Exercise aim: Locate each line of the material that contains "text", then return it.
□ □ □ □
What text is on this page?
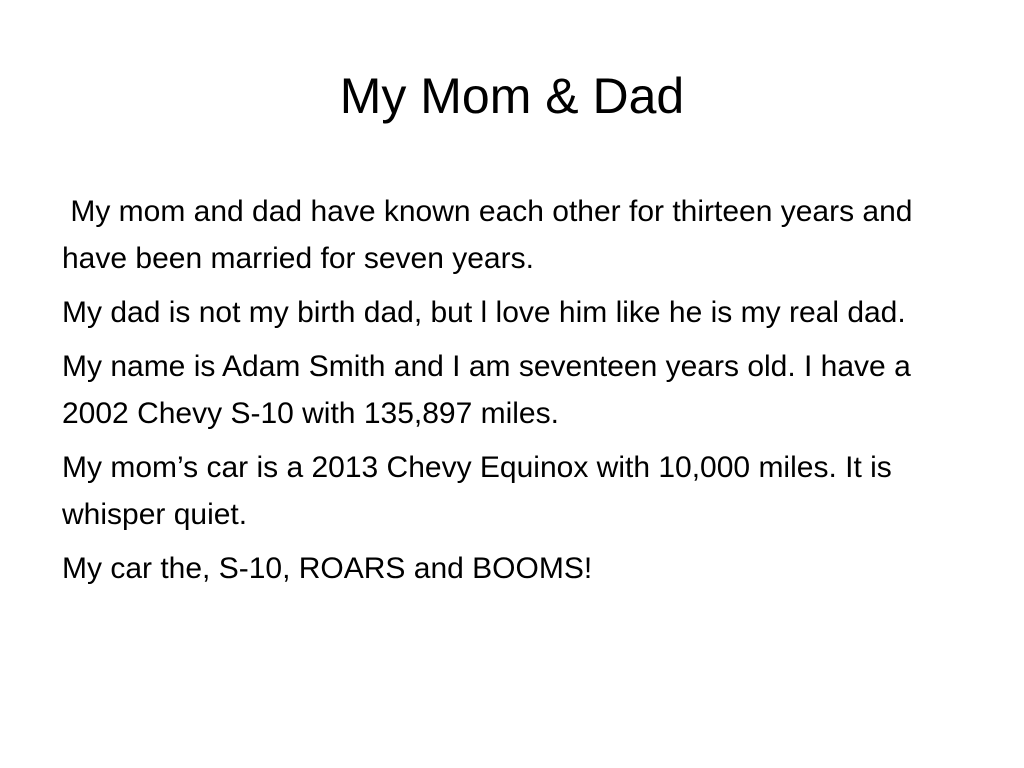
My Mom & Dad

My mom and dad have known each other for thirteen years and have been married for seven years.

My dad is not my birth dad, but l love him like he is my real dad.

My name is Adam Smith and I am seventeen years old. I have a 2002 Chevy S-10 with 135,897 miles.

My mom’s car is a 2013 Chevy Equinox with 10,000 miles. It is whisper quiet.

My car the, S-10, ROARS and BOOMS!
□ □ □ □
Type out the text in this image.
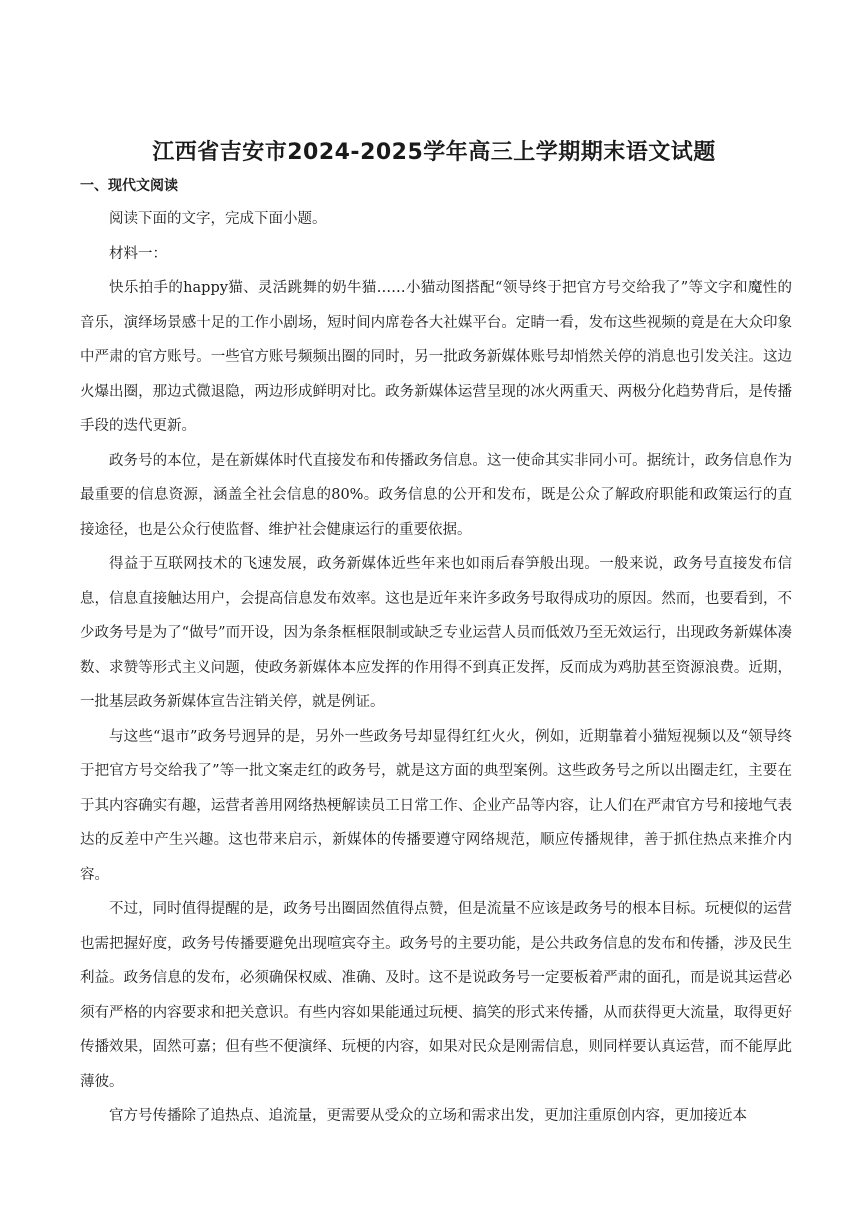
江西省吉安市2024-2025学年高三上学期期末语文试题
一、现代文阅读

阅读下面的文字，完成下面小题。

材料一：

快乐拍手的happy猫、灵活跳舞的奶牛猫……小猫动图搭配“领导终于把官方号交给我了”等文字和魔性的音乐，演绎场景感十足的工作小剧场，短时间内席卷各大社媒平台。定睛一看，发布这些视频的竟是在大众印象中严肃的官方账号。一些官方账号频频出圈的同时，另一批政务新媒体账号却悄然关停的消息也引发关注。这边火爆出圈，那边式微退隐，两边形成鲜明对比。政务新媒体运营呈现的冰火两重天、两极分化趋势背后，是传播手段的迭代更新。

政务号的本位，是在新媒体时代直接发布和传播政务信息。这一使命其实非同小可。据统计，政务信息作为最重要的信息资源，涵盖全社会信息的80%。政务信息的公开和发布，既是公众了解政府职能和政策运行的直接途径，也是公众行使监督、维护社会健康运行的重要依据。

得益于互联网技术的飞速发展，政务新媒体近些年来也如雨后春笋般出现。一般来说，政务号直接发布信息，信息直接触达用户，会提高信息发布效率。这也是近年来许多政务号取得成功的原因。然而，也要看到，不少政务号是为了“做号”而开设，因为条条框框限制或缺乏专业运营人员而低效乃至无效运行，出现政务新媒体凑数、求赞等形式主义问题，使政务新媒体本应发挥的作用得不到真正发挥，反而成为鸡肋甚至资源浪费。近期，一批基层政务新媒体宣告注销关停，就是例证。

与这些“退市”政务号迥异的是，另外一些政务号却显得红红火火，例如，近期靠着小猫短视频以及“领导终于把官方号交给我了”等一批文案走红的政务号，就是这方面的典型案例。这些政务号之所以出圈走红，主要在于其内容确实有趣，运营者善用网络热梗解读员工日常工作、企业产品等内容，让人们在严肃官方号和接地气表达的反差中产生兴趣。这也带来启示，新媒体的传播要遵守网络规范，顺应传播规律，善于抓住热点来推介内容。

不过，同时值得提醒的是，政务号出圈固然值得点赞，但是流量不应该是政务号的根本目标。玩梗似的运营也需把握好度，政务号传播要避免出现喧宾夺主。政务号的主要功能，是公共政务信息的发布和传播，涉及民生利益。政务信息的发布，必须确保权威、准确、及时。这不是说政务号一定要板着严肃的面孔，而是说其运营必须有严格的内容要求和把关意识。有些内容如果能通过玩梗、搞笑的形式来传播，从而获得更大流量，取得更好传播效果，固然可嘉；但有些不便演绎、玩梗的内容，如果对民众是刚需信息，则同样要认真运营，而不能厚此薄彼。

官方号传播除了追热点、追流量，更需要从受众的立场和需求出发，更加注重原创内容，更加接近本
□ □ □ □
Exercise result:
What text is on this page?
Type out the text in this image.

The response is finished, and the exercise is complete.